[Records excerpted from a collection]
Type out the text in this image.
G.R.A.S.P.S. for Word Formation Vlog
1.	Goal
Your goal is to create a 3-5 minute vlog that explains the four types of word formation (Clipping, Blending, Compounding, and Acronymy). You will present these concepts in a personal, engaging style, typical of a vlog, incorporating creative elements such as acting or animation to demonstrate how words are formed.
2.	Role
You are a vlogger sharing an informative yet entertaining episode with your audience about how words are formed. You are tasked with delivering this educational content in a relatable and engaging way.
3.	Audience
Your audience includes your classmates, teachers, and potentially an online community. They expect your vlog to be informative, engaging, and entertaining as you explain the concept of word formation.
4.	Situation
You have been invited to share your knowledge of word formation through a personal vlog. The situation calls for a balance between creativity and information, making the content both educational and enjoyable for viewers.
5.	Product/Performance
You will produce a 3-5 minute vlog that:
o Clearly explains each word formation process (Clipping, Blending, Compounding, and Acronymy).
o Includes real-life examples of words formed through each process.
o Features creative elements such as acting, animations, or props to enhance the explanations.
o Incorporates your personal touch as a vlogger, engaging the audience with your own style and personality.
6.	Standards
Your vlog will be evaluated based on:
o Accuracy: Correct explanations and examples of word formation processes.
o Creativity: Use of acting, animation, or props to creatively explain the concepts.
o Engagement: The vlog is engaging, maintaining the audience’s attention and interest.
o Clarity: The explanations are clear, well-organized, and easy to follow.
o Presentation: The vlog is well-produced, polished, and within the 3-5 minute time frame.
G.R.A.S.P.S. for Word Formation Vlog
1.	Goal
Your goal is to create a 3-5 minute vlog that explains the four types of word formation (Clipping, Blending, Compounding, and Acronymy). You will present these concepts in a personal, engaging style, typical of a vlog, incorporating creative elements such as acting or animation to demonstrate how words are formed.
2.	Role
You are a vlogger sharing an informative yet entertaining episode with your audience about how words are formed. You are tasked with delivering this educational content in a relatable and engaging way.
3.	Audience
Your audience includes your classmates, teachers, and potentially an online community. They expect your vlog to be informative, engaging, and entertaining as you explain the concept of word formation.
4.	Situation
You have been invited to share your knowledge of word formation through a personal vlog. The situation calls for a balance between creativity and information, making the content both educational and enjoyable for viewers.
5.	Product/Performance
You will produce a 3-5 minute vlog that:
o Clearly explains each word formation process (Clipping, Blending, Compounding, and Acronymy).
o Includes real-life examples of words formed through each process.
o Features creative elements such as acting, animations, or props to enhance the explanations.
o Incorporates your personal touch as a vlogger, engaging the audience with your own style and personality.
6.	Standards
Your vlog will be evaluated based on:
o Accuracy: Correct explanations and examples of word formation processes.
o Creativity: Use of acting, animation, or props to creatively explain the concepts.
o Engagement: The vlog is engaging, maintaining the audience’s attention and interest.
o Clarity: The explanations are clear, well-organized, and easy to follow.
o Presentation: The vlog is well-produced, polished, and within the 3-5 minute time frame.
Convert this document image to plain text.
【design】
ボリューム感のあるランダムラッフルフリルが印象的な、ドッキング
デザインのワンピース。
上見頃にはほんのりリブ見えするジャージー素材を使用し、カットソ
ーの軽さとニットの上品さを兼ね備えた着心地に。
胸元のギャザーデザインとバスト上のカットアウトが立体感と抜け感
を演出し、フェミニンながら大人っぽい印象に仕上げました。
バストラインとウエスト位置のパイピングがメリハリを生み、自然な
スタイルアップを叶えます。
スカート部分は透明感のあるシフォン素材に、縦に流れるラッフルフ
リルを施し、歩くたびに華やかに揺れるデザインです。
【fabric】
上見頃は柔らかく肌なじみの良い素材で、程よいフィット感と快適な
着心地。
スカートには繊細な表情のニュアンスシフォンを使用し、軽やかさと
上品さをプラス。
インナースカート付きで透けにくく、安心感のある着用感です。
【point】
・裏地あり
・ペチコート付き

[YOUR INSTRUCTIONS] Take every line from the one containing "Convert this document image to plain text." to the end of the listing and output it exactly, with nothing else.

[RESPONSE BELOW]
Convert this document image to plain text.
【design】
ボリューム感のあるランダムラッフルフリルが印象的な、ドッキング
デザインのワンピース。
上見頃にはほんのりリブ見えするジャージー素材を使用し、カットソ
ーの軽さとニットの上品さを兼ね備えた着心地に。
胸元のギャザーデザインとバスト上のカットアウトが立体感と抜け感
を演出し、フェミニンながら大人っぽい印象に仕上げました。
バストラインとウエスト位置のパイピングがメリハリを生み、自然な
スタイルアップを叶えます。
スカート部分は透明感のあるシフォン素材に、縦に流れるラッフルフ
リルを施し、歩くたびに華やかに揺れるデザインです。
【fabric】
上見頃は柔らかく肌なじみの良い素材で、程よいフィット感と快適な
着心地。
スカートには繊細な表情のニュアンスシフォンを使用し、軽やかさと
上品さをプラス。
インナースカート付きで透けにくく、安心感のある着用感です。
【point】
・裏地あり
・ペチコート付き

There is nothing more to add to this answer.